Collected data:
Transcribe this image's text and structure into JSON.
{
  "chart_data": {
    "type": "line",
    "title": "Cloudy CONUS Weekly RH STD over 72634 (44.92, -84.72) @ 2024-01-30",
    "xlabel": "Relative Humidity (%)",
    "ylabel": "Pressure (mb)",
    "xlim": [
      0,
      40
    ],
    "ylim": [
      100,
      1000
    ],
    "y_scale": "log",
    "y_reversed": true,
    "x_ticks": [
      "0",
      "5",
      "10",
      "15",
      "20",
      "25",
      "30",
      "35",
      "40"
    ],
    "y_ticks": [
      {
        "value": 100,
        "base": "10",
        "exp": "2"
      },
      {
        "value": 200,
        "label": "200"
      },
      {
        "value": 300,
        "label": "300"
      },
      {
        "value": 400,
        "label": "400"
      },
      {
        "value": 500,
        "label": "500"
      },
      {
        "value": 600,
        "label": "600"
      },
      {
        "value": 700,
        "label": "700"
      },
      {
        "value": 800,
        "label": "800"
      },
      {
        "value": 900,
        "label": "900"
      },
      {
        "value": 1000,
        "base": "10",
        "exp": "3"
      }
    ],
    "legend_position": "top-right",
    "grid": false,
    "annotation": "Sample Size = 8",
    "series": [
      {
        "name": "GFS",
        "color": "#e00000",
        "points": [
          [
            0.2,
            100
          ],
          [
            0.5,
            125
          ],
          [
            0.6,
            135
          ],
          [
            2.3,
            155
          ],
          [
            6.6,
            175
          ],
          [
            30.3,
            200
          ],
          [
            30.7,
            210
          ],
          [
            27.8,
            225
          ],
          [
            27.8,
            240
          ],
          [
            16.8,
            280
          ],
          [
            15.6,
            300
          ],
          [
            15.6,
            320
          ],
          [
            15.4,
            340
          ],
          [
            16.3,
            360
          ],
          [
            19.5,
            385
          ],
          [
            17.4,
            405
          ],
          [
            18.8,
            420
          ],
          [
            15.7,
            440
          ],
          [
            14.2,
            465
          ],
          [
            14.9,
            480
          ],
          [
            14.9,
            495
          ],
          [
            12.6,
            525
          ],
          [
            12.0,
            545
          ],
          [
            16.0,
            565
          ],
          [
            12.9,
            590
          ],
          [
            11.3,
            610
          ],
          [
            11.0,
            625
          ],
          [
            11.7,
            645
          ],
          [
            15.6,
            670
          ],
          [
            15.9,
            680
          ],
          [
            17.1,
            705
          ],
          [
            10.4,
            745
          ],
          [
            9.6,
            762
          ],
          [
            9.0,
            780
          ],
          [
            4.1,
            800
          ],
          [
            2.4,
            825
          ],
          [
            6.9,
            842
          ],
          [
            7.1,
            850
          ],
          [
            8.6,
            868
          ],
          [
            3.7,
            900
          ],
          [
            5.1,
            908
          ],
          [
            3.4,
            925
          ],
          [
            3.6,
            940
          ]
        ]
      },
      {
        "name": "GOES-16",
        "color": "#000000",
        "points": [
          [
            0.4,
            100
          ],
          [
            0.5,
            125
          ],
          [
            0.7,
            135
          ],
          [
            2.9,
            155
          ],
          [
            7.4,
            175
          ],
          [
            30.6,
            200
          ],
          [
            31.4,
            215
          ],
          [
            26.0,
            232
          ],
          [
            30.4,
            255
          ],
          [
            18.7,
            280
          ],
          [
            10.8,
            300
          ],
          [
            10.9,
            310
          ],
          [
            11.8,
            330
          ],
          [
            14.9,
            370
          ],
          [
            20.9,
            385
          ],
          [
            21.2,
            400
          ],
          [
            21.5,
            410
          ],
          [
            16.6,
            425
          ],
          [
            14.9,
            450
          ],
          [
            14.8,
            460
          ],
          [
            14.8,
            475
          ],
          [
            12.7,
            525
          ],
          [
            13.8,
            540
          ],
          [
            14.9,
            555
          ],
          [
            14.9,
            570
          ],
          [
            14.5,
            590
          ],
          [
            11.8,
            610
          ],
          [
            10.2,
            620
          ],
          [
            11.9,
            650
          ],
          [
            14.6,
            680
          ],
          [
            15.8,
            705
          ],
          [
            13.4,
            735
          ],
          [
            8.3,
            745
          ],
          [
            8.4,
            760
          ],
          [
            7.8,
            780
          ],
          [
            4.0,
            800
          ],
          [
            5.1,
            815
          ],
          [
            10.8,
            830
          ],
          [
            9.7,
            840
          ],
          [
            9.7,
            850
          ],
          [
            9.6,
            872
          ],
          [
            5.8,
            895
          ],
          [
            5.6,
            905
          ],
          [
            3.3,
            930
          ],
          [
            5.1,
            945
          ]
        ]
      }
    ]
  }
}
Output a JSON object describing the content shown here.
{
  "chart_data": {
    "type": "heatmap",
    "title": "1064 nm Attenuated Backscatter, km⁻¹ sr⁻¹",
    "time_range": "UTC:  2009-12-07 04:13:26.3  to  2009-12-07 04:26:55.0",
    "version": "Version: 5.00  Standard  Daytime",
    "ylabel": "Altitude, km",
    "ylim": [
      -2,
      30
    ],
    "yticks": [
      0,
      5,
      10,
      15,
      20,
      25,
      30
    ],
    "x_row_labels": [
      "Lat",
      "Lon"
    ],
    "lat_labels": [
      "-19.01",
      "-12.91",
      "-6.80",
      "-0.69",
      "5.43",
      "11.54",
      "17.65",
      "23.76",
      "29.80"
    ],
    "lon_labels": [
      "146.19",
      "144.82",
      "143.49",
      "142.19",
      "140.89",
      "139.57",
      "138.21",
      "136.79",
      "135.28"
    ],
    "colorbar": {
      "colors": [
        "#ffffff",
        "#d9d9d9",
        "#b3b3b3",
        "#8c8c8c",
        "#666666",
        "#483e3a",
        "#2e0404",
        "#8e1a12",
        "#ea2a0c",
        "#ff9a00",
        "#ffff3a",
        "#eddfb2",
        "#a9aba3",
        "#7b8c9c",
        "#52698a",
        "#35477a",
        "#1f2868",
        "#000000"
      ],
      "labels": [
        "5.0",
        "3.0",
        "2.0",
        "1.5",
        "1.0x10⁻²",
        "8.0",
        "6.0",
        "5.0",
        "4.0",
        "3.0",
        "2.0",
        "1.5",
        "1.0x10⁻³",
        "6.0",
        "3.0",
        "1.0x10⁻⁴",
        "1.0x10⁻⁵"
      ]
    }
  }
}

▸ **PROBLEM DETAILS**
Output the listing above exactly as it appears.

▸ **COMPLETED TASK**
Transcribe this image's text and structure into JSON.
{
  "chart_data": {
    "type": "line",
    "title": "Cloudy CONUS Weekly RH STD over 72634 (44.92, -84.72) @ 2024-01-30",
    "xlabel": "Relative Humidity (%)",
    "ylabel": "Pressure (mb)",
    "xlim": [
      0,
      40
    ],
    "ylim": [
      100,
      1000
    ],
    "y_scale": "log",
    "y_reversed": true,
    "x_ticks": [
      "0",
      "5",
      "10",
      "15",
      "20",
      "25",
      "30",
      "35",
      "40"
    ],
    "y_ticks": [
      {
        "value": 100,
        "base": "10",
        "exp": "2"
      },
      {
        "value": 200,
        "label": "200"
      },
      {
        "value": 300,
        "label": "300"
      },
      {
        "value": 400,
        "label": "400"
      },
      {
        "value": 500,
        "label": "500"
      },
      {
        "value": 600,
        "label": "600"
      },
      {
        "value": 700,
        "label": "700"
      },
      {
        "value": 800,
        "label": "800"
      },
      {
        "value": 900,
        "label": "900"
      },
      {
        "value": 1000,
        "base": "10",
        "exp": "3"
      }
    ],
    "legend_position": "top-right",
    "grid": false,
    "annotation": "Sample Size = 8",
    "series": [
      {
        "name": "GFS",
        "color": "#e00000",
        "points": [
          [
            0.2,
            100
          ],
          [
            0.5,
            125
          ],
          [
            0.6,
            135
          ],
          [
            2.3,
            155
          ],
          [
            6.6,
            175
          ],
          [
            30.3,
            200
          ],
          [
            30.7,
            210
          ],
          [
            27.8,
            225
          ],
          [
            27.8,
            240
          ],
          [
            16.8,
            280
          ],
          [
            15.6,
            300
          ],
          [
            15.6,
            320
          ],
          [
            15.4,
            340
          ],
          [
            16.3,
            360
          ],
          [
            19.5,
            385
          ],
          [
            17.4,
            405
          ],
          [
            18.8,
            420
          ],
          [
            15.7,
            440
          ],
          [
            14.2,
            465
          ],
          [
            14.9,
            480
          ],
          [
            14.9,
            495
          ],
          [
            12.6,
            525
          ],
          [
            12.0,
            545
          ],
          [
            16.0,
            565
          ],
          [
            12.9,
            590
          ],
          [
            11.3,
            610
          ],
          [
            11.0,
            625
          ],
          [
            11.7,
            645
          ],
          [
            15.6,
            670
          ],
          [
            15.9,
            680
          ],
          [
            17.1,
            705
          ],
          [
            10.4,
            745
          ],
          [
            9.6,
            762
          ],
          [
            9.0,
            780
          ],
          [
            4.1,
            800
          ],
          [
            2.4,
            825
          ],
          [
            6.9,
            842
          ],
          [
            7.1,
            850
          ],
          [
            8.6,
            868
          ],
          [
            3.7,
            900
          ],
          [
            5.1,
            908
          ],
          [
            3.4,
            925
          ],
          [
            3.6,
            940
          ]
        ]
      },
      {
        "name": "GOES-16",
        "color": "#000000",
        "points": [
          [
            0.4,
            100
          ],
          [
            0.5,
            125
          ],
          [
            0.7,
            135
          ],
          [
            2.9,
            155
          ],
          [
            7.4,
            175
          ],
          [
            30.6,
            200
          ],
          [
            31.4,
            215
          ],
          [
            26.0,
            232
          ],
          [
            30.4,
            255
          ],
          [
            18.7,
            280
          ],
          [
            10.8,
            300
          ],
          [
            10.9,
            310
          ],
          [
            11.8,
            330
          ],
          [
            14.9,
            370
          ],
          [
            20.9,
            385
          ],
          [
            21.2,
            400
          ],
          [
            21.5,
            410
          ],
          [
            16.6,
            425
          ],
          [
            14.9,
            450
          ],
          [
            14.8,
            460
          ],
          [
            14.8,
            475
          ],
          [
            12.7,
            525
          ],
          [
            13.8,
            540
          ],
          [
            14.9,
            555
          ],
          [
            14.9,
            570
          ],
          [
            14.5,
            590
          ],
          [
            11.8,
            610
          ],
          [
            10.2,
            620
          ],
          [
            11.9,
            650
          ],
          [
            14.6,
            680
          ],
          [
            15.8,
            705
          ],
          [
            13.4,
            735
          ],
          [
            8.3,
            745
          ],
          [
            8.4,
            760
          ],
          [
            7.8,
            780
          ],
          [
            4.0,
            800
          ],
          [
            5.1,
            815
          ],
          [
            10.8,
            830
          ],
          [
            9.7,
            840
          ],
          [
            9.7,
            850
          ],
          [
            9.6,
            872
          ],
          [
            5.8,
            895
          ],
          [
            5.6,
            905
          ],
          [
            3.3,
            930
          ],
          [
            5.1,
            945
          ]
        ]
      }
    ]
  }
}
Output a JSON object describing the content shown here.
{
  "chart_data": {
    "type": "heatmap",
    "title": "1064 nm Attenuated Backscatter, km⁻¹ sr⁻¹",
    "time_range": "UTC:  2009-12-07 04:13:26.3  to  2009-12-07 04:26:55.0",
    "version": "Version: 5.00  Standard  Daytime",
    "ylabel": "Altitude, km",
    "ylim": [
      -2,
      30
    ],
    "yticks": [
      0,
      5,
      10,
      15,
      20,
      25,
      30
    ],
    "x_row_labels": [
      "Lat",
      "Lon"
    ],
    "lat_labels": [
      "-19.01",
      "-12.91",
      "-6.80",
      "-0.69",
      "5.43",
      "11.54",
      "17.65",
      "23.76",
      "29.80"
    ],
    "lon_labels": [
      "146.19",
      "144.82",
      "143.49",
      "142.19",
      "140.89",
      "139.57",
      "138.21",
      "136.79",
      "135.28"
    ],
    "colorbar": {
      "colors": [
        "#ffffff",
        "#d9d9d9",
        "#b3b3b3",
        "#8c8c8c",
        "#666666",
        "#483e3a",
        "#2e0404",
        "#8e1a12",
        "#ea2a0c",
        "#ff9a00",
        "#ffff3a",
        "#eddfb2",
        "#a9aba3",
        "#7b8c9c",
        "#52698a",
        "#35477a",
        "#1f2868",
        "#000000"
      ],
      "labels": [
        "5.0",
        "3.0",
        "2.0",
        "1.5",
        "1.0x10⁻²",
        "8.0",
        "6.0",
        "5.0",
        "4.0",
        "3.0",
        "2.0",
        "1.5",
        "1.0x10⁻³",
        "6.0",
        "3.0",
        "1.0x10⁻⁴",
        "1.0x10⁻⁵"
      ]
    }
  }
}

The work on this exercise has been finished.